■ **What to produce**
Every line below that mentions the word "assim" should be copied out.

Source data:
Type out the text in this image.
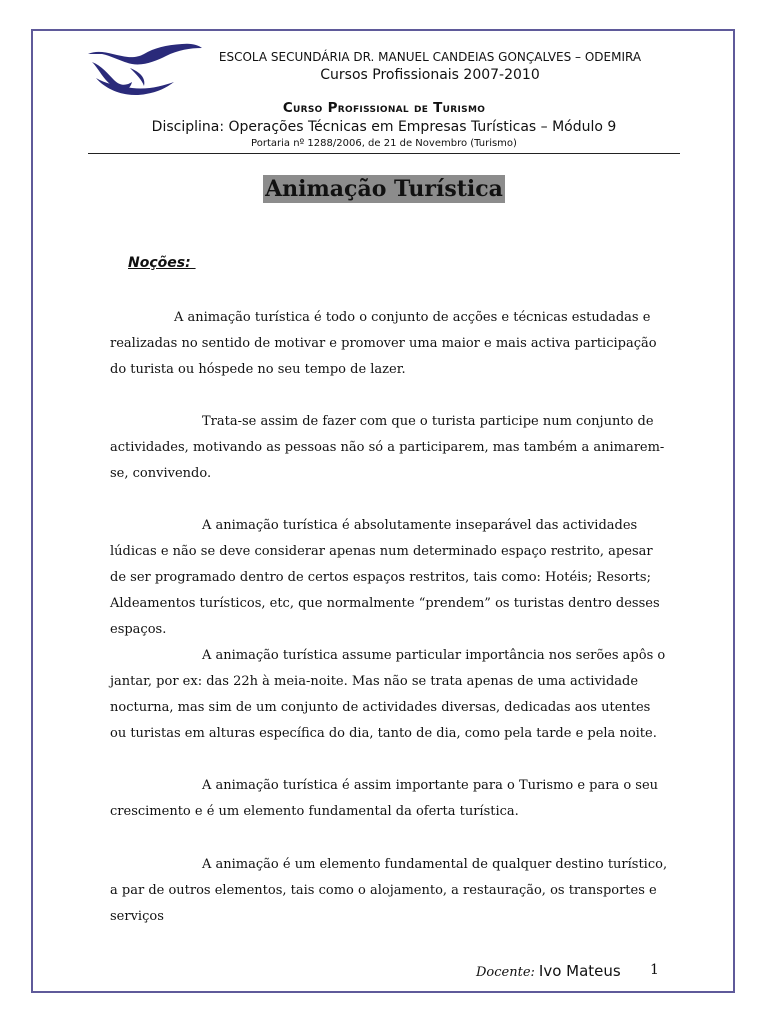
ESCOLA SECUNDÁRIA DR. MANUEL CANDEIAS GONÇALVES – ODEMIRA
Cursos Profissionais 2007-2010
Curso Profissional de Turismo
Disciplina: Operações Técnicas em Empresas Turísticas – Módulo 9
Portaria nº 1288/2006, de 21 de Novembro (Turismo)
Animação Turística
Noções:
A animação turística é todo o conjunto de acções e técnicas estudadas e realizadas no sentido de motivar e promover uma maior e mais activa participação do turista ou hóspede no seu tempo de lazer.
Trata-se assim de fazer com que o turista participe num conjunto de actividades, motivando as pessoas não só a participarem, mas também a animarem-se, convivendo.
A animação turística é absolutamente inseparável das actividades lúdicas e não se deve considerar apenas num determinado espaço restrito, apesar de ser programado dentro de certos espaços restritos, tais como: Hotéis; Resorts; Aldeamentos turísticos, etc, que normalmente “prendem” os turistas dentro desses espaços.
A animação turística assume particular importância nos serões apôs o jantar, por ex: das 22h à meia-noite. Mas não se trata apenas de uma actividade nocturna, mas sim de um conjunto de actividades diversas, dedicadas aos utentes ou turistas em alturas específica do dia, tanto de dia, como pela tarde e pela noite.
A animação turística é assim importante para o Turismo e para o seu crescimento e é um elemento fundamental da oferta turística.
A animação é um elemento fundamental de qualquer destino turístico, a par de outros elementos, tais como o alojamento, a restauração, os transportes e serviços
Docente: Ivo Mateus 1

■ **Task response**
Trata-se assim de fazer com que o turista participe num conjunto de actividades, motivando as pessoas não só a participarem, mas também a animarem-se, convivendo.
A animação turística é assim importante para o Turismo e para o seu crescimento e é um elemento fundamental da oferta turística.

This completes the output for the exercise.